■ EXERCISE INSTRUCTIONS
Give the number of lines in the listing that hold the word "title". Write nothing but that number.

═══ PROVIDED RECORDS ═══

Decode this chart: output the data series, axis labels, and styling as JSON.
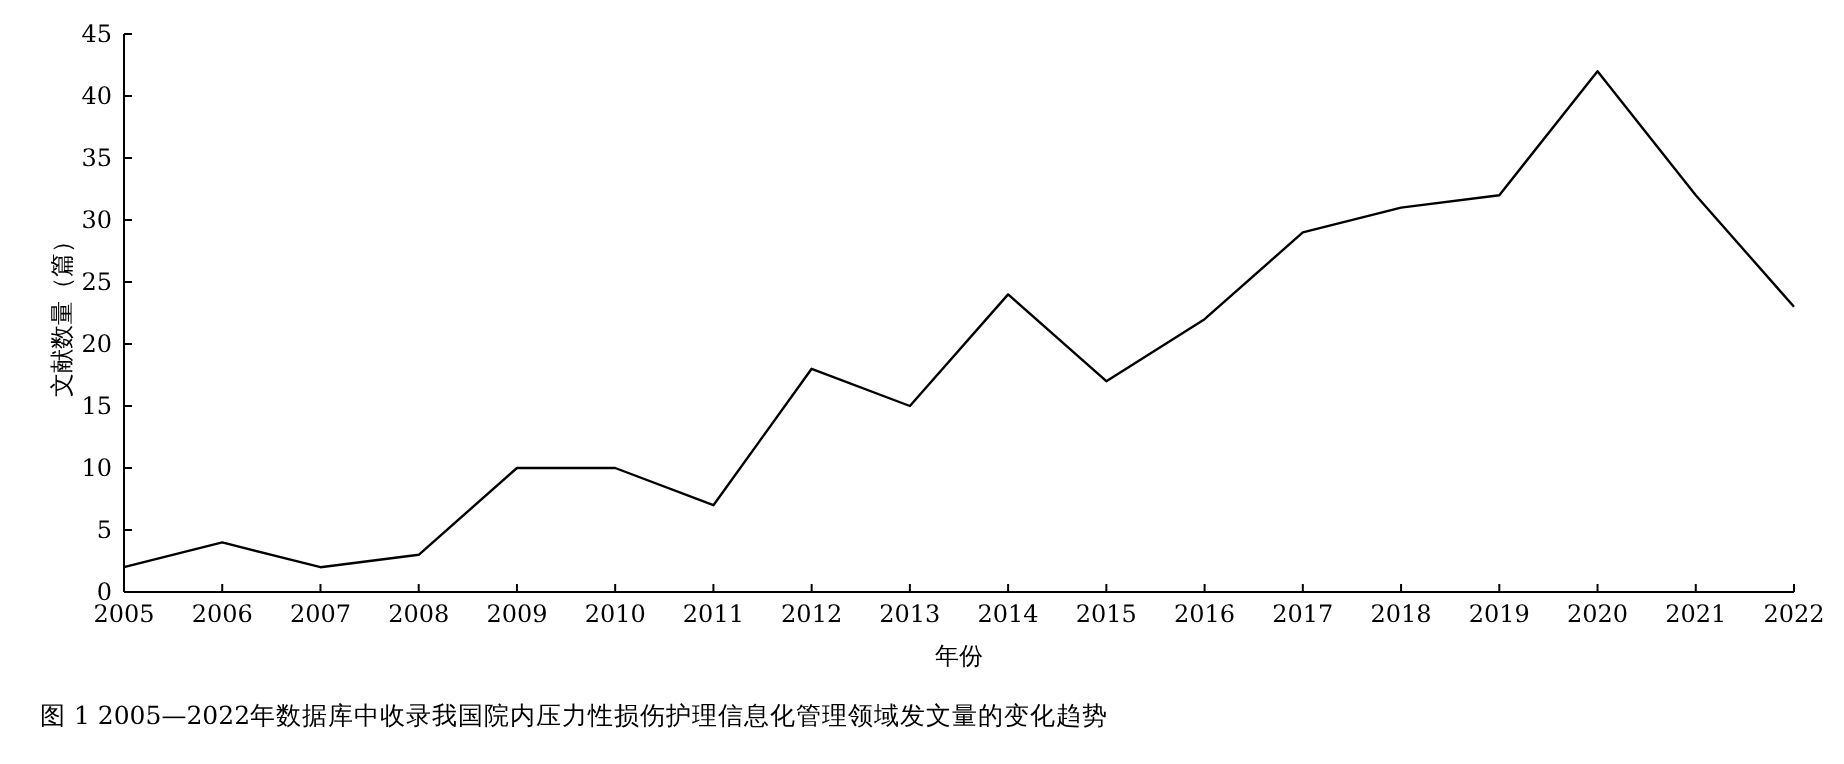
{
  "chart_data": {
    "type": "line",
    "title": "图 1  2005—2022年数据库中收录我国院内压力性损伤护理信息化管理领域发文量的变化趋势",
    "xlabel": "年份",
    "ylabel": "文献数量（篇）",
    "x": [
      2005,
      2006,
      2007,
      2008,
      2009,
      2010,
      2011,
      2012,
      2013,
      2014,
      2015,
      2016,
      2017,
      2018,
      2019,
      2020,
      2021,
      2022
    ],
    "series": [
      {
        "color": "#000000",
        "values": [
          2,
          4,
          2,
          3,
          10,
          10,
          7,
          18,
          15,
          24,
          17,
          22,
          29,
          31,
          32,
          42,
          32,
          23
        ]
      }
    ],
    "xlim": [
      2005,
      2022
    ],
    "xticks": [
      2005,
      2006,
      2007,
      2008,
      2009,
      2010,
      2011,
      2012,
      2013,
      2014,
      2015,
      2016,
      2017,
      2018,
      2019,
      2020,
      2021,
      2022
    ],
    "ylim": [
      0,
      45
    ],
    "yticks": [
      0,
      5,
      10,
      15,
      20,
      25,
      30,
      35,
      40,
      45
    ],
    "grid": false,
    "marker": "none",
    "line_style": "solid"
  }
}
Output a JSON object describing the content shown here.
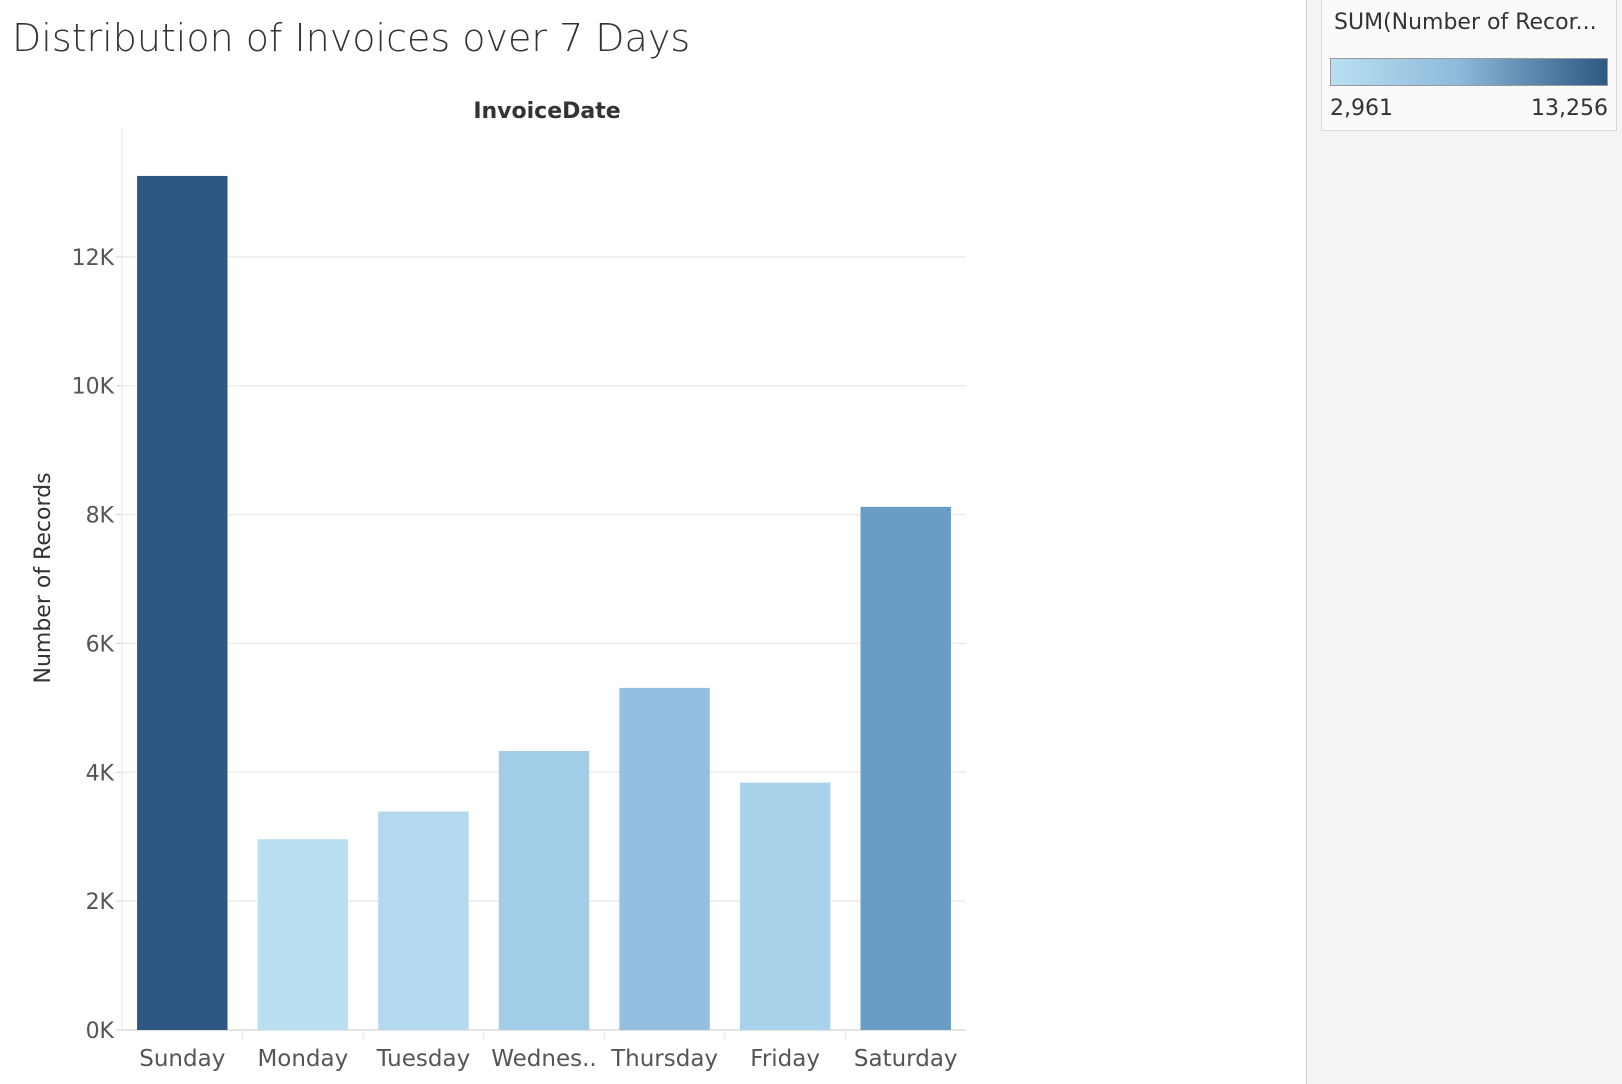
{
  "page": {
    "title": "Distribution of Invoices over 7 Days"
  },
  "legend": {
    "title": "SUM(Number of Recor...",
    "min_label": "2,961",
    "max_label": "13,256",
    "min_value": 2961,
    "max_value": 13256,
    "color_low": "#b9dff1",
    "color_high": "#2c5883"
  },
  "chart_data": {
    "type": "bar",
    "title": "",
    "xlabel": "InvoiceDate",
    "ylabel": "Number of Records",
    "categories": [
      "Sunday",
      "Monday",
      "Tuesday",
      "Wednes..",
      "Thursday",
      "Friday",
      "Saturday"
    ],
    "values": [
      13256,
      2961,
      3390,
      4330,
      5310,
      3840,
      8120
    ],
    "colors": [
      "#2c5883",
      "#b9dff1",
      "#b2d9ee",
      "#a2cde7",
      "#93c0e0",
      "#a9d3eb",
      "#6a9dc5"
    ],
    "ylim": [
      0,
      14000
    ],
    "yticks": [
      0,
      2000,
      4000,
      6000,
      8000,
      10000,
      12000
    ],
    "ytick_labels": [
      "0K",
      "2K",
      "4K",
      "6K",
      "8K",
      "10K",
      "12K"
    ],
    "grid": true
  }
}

═══

■ FULL OUTPUT
4